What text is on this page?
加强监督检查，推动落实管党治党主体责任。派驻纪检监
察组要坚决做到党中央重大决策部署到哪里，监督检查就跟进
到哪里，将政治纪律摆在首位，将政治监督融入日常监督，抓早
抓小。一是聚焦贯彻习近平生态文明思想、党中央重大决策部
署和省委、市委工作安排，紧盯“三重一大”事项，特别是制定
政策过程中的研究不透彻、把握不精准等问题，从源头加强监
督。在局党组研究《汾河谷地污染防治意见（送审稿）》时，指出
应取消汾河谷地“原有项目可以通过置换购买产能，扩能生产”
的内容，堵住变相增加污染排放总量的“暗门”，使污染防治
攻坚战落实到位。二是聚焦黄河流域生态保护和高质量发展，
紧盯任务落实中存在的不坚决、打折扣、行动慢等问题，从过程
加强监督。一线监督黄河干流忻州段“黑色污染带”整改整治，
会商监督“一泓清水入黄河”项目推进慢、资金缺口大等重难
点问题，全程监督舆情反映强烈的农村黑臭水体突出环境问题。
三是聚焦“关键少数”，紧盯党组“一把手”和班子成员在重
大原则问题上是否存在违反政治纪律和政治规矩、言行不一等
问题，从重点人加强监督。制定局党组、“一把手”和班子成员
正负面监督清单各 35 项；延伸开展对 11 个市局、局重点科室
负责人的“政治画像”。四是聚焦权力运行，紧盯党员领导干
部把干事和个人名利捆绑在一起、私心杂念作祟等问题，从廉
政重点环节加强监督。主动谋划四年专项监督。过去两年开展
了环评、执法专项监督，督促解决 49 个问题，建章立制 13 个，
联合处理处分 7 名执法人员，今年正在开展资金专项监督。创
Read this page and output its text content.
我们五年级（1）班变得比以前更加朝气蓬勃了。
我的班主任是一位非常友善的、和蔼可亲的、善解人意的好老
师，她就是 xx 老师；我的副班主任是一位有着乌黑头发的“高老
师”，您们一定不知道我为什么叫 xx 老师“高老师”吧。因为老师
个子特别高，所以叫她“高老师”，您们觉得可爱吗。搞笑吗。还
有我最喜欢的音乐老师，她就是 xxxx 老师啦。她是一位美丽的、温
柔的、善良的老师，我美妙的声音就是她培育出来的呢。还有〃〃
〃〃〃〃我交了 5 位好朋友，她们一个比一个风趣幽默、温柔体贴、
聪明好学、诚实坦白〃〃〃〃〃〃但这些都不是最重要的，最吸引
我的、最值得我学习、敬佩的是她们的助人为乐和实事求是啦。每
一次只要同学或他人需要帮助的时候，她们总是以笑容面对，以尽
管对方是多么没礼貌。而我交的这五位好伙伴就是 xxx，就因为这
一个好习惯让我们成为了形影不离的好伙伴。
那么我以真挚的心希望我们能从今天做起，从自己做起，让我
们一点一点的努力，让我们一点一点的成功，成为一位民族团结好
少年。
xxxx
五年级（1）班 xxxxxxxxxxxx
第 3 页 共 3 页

__SET EXERCISE__:
Return the entries above exactly as they appear.

__FINISHED EXERCISE__:
What text is on this page?
加强监督检查，推动落实管党治党主体责任。派驻纪检监
察组要坚决做到党中央重大决策部署到哪里，监督检查就跟进
到哪里，将政治纪律摆在首位，将政治监督融入日常监督，抓早
抓小。一是聚焦贯彻习近平生态文明思想、党中央重大决策部
署和省委、市委工作安排，紧盯“三重一大”事项，特别是制定
政策过程中的研究不透彻、把握不精准等问题，从源头加强监
督。在局党组研究《汾河谷地污染防治意见（送审稿）》时，指出
应取消汾河谷地“原有项目可以通过置换购买产能，扩能生产”
的内容，堵住变相增加污染排放总量的“暗门”，使污染防治
攻坚战落实到位。二是聚焦黄河流域生态保护和高质量发展，
紧盯任务落实中存在的不坚决、打折扣、行动慢等问题，从过程
加强监督。一线监督黄河干流忻州段“黑色污染带”整改整治，
会商监督“一泓清水入黄河”项目推进慢、资金缺口大等重难
点问题，全程监督舆情反映强烈的农村黑臭水体突出环境问题。
三是聚焦“关键少数”，紧盯党组“一把手”和班子成员在重
大原则问题上是否存在违反政治纪律和政治规矩、言行不一等
问题，从重点人加强监督。制定局党组、“一把手”和班子成员
正负面监督清单各 35 项；延伸开展对 11 个市局、局重点科室
负责人的“政治画像”。四是聚焦权力运行，紧盯党员领导干
部把干事和个人名利捆绑在一起、私心杂念作祟等问题，从廉
政重点环节加强监督。主动谋划四年专项监督。过去两年开展
了环评、执法专项监督，督促解决 49 个问题，建章立制 13 个，
联合处理处分 7 名执法人员，今年正在开展资金专项监督。创
Read this page and output its text content.
我们五年级（1）班变得比以前更加朝气蓬勃了。
我的班主任是一位非常友善的、和蔼可亲的、善解人意的好老
师，她就是 xx 老师；我的副班主任是一位有着乌黑头发的“高老
师”，您们一定不知道我为什么叫 xx 老师“高老师”吧。因为老师
个子特别高，所以叫她“高老师”，您们觉得可爱吗。搞笑吗。还
有我最喜欢的音乐老师，她就是 xxxx 老师啦。她是一位美丽的、温
柔的、善良的老师，我美妙的声音就是她培育出来的呢。还有〃〃
〃〃〃〃我交了 5 位好朋友，她们一个比一个风趣幽默、温柔体贴、
聪明好学、诚实坦白〃〃〃〃〃〃但这些都不是最重要的，最吸引
我的、最值得我学习、敬佩的是她们的助人为乐和实事求是啦。每
一次只要同学或他人需要帮助的时候，她们总是以笑容面对，以尽
管对方是多么没礼貌。而我交的这五位好伙伴就是 xxx，就因为这
一个好习惯让我们成为了形影不离的好伙伴。
那么我以真挚的心希望我们能从今天做起，从自己做起，让我
们一点一点的努力，让我们一点一点的成功，成为一位民族团结好
少年。
xxxx
五年级（1）班 xxxxxxxxxxxx
第 3 页 共 3 页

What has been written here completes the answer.